**THE REQUEST:** List each line of the data that holds the string "OSGi".

**TASK INPUT:**
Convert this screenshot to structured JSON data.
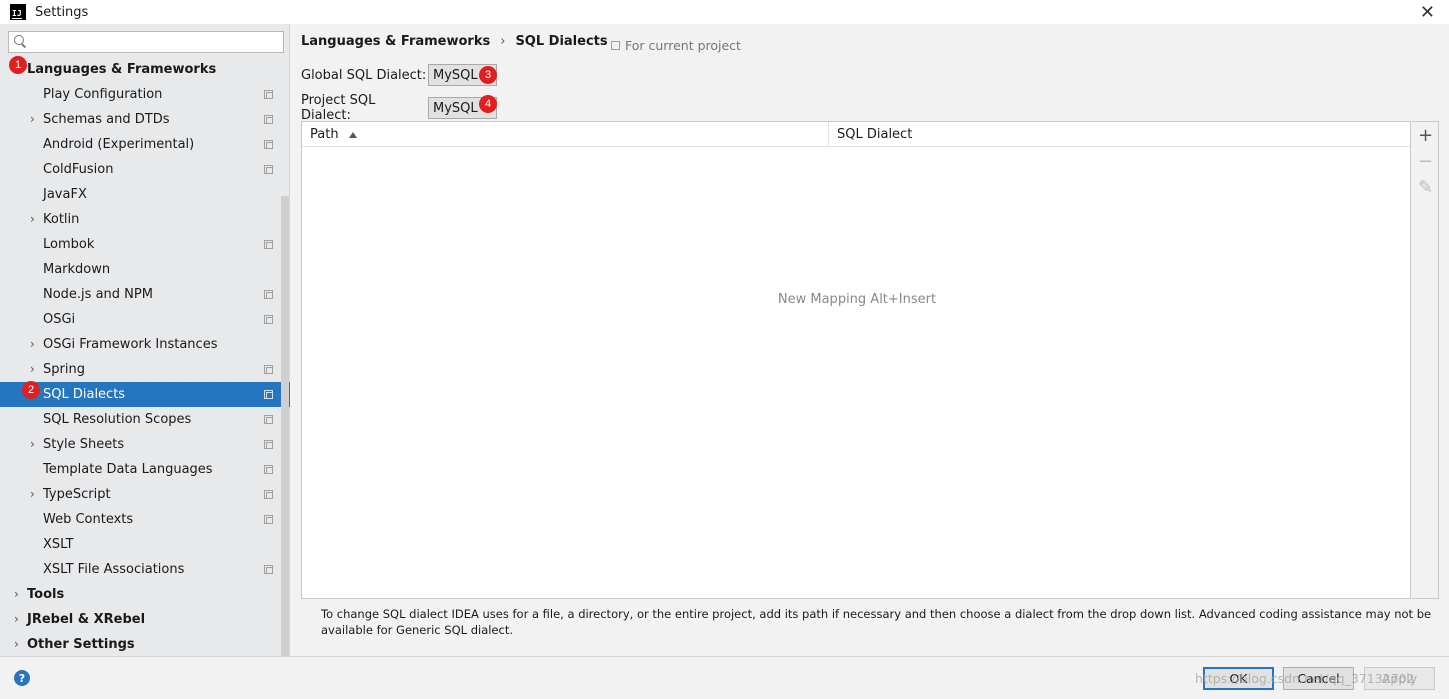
{
  "window": {
    "app_icon_text": "IJ",
    "title": "Settings"
  },
  "search": {
    "placeholder": ""
  },
  "tree": [
    {
      "label": "Languages & Frameworks",
      "level": 1,
      "expanded": true,
      "chevron": "",
      "project": false,
      "badge": "1"
    },
    {
      "label": "Play Configuration",
      "level": 2,
      "chevron": "",
      "project": true
    },
    {
      "label": "Schemas and DTDs",
      "level": 2,
      "chevron": "›",
      "project": true
    },
    {
      "label": "Android (Experimental)",
      "level": 2,
      "chevron": "",
      "project": true
    },
    {
      "label": "ColdFusion",
      "level": 2,
      "chevron": "",
      "project": true
    },
    {
      "label": "JavaFX",
      "level": 2,
      "chevron": "",
      "project": false
    },
    {
      "label": "Kotlin",
      "level": 2,
      "chevron": "›",
      "project": false
    },
    {
      "label": "Lombok",
      "level": 2,
      "chevron": "",
      "project": true
    },
    {
      "label": "Markdown",
      "level": 2,
      "chevron": "",
      "project": false
    },
    {
      "label": "Node.js and NPM",
      "level": 2,
      "chevron": "",
      "project": true
    },
    {
      "label": "OSGi",
      "level": 2,
      "chevron": "",
      "project": true
    },
    {
      "label": "OSGi Framework Instances",
      "level": 2,
      "chevron": "›",
      "project": false
    },
    {
      "label": "Spring",
      "level": 2,
      "chevron": "›",
      "project": true
    },
    {
      "label": "SQL Dialects",
      "level": 2,
      "chevron": "",
      "project": true,
      "selected": true,
      "badge": "2"
    },
    {
      "label": "SQL Resolution Scopes",
      "level": 2,
      "chevron": "",
      "project": true
    },
    {
      "label": "Style Sheets",
      "level": 2,
      "chevron": "›",
      "project": true
    },
    {
      "label": "Template Data Languages",
      "level": 2,
      "chevron": "",
      "project": true
    },
    {
      "label": "TypeScript",
      "level": 2,
      "chevron": "›",
      "project": true
    },
    {
      "label": "Web Contexts",
      "level": 2,
      "chevron": "",
      "project": true
    },
    {
      "label": "XSLT",
      "level": 2,
      "chevron": "",
      "project": false
    },
    {
      "label": "XSLT File Associations",
      "level": 2,
      "chevron": "",
      "project": true
    },
    {
      "label": "Tools",
      "level": 1,
      "chevron": "›",
      "project": false
    },
    {
      "label": "JRebel & XRebel",
      "level": 1,
      "chevron": "›",
      "project": false
    },
    {
      "label": "Other Settings",
      "level": 1,
      "chevron": "›",
      "project": false
    }
  ],
  "breadcrumb": {
    "parent": "Languages & Frameworks",
    "separator": "›",
    "current": "SQL Dialects"
  },
  "for_project": "For current project",
  "global_dialect": {
    "label": "Global SQL Dialect:",
    "value": "MySQL",
    "badge": "3"
  },
  "project_dialect": {
    "label": "Project SQL Dialect:",
    "value": "MySQL",
    "badge": "4"
  },
  "table": {
    "columns": [
      "Path",
      "SQL Dialect"
    ],
    "empty_text": "New Mapping Alt+Insert"
  },
  "tools": {
    "add": "+",
    "remove": "−",
    "edit": "✎"
  },
  "help_text": "To change SQL dialect IDEA uses for a file, a directory, or the entire project, add its path if necessary and then choose a dialect from the drop down list. Advanced coding assistance may not be available for Generic SQL dialect.",
  "buttons": {
    "help": "?",
    "ok": "OK",
    "cancel": "Cancel",
    "apply": "Apply"
  },
  "watermark": "https://blog.csdn.net/qq_37132702",
  "colors": {
    "selection": "#2675bf",
    "badge": "#e02020"
  }
}
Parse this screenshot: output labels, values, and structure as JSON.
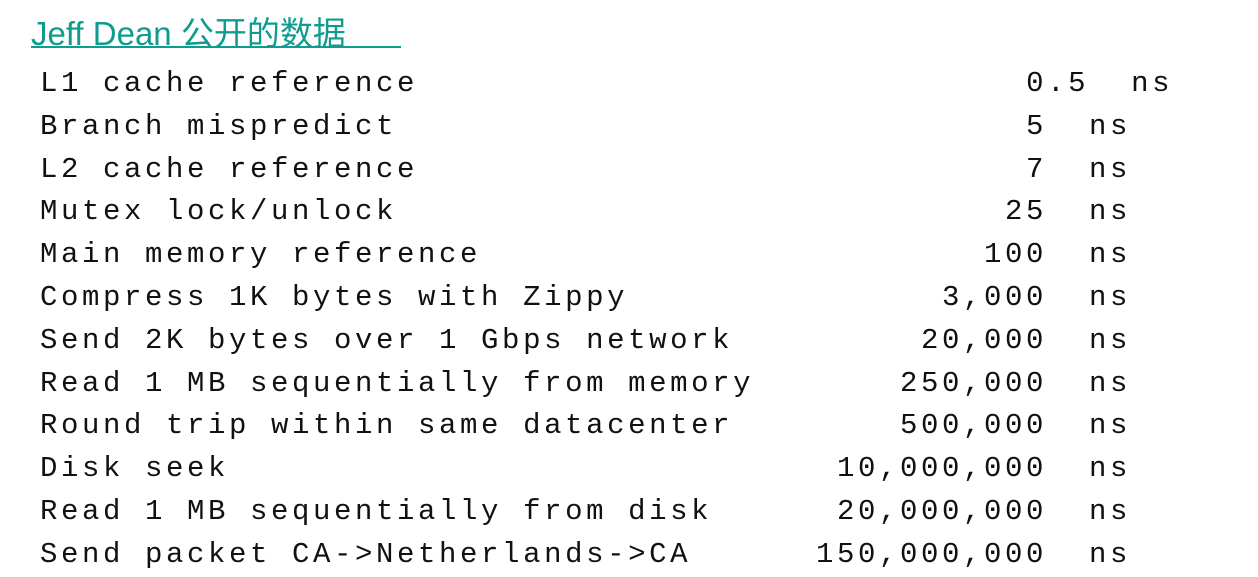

**REPLY TO THE EXERCISE:**
      "label": "OSGi",
      "label": "OSGi Framework Instances",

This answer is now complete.